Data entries
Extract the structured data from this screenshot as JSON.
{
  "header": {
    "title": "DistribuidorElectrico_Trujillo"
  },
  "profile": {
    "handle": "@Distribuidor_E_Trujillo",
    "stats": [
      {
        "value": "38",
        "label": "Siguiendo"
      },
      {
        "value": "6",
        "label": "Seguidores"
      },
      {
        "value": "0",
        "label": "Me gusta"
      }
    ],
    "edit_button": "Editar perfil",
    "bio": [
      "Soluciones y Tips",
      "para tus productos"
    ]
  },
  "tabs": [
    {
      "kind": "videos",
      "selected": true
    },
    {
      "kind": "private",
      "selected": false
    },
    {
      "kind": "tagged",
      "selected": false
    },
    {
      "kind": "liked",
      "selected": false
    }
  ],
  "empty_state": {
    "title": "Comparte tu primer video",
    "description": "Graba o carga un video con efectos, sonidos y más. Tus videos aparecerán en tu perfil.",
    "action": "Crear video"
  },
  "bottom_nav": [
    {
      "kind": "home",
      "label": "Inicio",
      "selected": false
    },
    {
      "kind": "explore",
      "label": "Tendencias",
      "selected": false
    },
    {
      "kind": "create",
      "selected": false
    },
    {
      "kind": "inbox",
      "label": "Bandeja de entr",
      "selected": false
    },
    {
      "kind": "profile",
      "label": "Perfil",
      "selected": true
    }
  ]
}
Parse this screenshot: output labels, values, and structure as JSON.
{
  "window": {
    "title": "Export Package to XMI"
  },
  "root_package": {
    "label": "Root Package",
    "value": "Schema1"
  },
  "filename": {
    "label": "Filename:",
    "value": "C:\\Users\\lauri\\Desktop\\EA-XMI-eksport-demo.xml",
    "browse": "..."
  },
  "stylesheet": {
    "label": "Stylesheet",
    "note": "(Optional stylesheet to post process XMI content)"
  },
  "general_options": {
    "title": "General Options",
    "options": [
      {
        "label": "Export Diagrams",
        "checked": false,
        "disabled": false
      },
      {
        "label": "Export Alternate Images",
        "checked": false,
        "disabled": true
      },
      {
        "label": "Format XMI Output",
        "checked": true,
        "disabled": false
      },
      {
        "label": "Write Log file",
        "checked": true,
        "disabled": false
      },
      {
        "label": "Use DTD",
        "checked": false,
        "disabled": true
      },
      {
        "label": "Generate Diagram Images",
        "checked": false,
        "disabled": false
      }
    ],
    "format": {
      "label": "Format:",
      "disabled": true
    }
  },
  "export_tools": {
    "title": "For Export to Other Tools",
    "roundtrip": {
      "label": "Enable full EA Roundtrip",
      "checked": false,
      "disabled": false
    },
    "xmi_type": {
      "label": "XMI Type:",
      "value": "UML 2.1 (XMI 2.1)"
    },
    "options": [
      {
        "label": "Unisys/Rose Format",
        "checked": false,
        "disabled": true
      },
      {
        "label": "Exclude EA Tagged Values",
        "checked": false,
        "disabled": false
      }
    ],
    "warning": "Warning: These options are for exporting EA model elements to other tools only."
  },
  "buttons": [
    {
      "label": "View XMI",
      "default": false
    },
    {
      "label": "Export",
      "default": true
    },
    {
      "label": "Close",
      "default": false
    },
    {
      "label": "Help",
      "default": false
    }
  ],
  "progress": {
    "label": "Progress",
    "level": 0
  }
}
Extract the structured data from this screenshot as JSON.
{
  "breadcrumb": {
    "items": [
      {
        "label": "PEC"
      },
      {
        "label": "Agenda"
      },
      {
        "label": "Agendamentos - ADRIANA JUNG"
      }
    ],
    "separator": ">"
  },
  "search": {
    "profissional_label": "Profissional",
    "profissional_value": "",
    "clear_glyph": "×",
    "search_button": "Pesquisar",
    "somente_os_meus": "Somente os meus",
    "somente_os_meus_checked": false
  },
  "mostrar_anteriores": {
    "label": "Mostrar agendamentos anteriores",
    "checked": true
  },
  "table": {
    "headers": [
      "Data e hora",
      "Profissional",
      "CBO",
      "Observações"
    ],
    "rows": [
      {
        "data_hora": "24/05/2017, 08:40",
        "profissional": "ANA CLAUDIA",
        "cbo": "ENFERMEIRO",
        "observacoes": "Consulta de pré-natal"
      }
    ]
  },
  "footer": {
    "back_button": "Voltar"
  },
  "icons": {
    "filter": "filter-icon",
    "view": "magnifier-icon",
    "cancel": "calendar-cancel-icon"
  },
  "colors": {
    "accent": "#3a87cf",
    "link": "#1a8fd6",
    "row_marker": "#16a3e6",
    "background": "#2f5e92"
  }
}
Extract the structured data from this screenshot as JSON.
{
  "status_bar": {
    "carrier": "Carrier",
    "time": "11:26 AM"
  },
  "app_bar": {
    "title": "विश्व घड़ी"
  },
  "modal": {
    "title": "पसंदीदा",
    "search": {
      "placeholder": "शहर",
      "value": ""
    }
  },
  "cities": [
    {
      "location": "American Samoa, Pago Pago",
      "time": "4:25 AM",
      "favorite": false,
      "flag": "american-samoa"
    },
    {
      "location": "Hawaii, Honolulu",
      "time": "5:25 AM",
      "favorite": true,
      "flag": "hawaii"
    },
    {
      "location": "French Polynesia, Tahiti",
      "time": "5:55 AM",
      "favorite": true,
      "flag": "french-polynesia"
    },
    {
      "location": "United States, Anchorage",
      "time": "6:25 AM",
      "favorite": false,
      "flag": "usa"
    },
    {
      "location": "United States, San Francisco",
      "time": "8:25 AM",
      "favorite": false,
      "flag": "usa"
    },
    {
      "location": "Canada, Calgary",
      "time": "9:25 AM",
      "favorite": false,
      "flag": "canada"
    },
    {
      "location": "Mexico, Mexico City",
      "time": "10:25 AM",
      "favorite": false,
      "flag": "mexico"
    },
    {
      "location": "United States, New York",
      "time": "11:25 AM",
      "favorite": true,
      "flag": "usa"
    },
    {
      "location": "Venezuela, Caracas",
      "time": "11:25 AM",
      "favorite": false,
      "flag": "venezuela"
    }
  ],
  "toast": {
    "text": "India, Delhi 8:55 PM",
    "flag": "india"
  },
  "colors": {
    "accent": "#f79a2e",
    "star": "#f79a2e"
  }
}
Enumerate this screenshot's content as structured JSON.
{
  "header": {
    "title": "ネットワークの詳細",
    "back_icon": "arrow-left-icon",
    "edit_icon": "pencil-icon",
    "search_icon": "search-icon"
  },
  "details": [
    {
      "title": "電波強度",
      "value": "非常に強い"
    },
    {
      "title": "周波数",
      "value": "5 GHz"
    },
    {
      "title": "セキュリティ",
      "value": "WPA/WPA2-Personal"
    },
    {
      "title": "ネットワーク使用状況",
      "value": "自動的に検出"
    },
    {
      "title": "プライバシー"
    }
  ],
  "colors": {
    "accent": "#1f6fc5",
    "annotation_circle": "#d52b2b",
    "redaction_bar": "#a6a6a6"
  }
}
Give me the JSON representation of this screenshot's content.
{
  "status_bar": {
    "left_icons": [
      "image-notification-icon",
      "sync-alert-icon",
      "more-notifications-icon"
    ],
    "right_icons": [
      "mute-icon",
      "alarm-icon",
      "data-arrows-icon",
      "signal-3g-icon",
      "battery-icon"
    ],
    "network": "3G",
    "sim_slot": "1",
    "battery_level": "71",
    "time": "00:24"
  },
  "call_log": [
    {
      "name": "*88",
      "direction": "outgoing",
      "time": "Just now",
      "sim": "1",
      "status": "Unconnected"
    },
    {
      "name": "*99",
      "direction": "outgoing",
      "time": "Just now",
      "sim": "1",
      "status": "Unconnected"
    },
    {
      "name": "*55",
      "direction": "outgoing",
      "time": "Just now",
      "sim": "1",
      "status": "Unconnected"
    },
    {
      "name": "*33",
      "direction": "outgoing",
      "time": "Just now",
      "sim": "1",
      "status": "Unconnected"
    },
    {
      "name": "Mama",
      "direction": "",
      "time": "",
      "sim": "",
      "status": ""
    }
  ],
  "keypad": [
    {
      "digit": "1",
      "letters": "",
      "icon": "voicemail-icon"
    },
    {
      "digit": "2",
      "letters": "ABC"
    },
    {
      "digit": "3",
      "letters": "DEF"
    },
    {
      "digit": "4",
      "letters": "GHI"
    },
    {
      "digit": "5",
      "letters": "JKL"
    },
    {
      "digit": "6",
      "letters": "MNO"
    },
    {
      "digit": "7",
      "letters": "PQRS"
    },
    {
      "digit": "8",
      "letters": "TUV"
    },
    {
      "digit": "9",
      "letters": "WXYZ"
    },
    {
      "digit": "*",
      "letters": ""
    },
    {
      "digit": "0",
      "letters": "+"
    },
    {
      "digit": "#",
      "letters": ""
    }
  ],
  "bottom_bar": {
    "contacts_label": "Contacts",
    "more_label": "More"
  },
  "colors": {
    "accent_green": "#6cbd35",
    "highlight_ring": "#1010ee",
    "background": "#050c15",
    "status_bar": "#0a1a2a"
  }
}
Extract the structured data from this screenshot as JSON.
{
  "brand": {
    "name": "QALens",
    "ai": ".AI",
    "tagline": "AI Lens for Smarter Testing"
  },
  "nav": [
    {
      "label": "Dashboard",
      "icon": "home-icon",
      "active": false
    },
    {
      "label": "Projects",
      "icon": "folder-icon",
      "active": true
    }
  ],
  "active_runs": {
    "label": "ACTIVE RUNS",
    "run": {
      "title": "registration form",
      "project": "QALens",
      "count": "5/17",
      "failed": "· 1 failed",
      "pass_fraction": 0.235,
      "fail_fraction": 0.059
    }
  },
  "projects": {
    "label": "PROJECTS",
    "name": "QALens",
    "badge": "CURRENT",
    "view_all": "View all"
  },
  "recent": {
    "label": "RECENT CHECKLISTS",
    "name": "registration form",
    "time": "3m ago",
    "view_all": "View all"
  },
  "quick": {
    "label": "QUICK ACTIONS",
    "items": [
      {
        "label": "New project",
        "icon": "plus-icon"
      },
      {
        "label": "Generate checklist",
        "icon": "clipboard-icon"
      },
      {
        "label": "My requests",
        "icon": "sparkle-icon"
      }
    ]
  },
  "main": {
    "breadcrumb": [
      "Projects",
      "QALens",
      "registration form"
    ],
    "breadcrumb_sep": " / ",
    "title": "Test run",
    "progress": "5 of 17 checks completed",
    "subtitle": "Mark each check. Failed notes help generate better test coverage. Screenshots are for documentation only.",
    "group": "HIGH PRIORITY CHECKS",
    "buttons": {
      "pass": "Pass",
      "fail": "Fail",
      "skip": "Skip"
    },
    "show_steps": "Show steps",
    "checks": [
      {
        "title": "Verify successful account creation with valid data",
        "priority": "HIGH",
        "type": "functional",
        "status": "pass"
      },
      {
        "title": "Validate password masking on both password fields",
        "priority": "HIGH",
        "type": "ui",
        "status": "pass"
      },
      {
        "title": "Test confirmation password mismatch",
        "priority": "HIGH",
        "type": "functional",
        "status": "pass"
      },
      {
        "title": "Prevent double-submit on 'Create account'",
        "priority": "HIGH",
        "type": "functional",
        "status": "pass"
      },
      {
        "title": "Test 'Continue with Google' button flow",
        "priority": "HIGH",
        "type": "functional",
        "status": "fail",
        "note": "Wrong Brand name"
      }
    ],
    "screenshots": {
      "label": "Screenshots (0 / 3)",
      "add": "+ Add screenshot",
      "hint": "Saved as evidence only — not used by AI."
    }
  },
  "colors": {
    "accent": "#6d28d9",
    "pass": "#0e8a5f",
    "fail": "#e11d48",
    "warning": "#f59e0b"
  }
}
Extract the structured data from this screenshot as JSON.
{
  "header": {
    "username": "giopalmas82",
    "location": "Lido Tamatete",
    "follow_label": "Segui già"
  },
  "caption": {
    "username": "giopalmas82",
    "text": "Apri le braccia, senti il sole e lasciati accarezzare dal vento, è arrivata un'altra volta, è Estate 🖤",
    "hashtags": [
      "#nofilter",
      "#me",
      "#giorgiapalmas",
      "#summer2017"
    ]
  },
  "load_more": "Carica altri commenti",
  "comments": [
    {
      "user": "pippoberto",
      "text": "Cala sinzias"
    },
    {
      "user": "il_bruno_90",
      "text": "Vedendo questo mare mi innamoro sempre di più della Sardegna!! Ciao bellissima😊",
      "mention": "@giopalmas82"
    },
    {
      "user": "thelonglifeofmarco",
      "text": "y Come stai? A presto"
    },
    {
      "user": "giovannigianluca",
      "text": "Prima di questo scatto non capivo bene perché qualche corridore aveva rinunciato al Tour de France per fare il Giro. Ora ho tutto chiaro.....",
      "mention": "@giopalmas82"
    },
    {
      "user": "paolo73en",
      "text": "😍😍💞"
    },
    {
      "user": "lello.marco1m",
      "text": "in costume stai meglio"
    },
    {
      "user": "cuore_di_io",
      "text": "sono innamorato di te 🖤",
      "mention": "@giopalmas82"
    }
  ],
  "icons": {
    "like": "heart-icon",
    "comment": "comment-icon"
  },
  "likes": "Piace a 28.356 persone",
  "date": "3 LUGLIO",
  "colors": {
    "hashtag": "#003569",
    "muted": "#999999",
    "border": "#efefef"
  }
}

_Your instructions_
Which lines hold the word "only"? Return all of them from the records above.

_Result of the exercise_
    "warning": "Warning: These options are for exporting EA model elements to other tools only."
    "subtitle": "Mark each check. Failed notes help generate better test coverage. Screenshots are for documentation only.",
      "hint": "Saved as evidence only — not used by AI."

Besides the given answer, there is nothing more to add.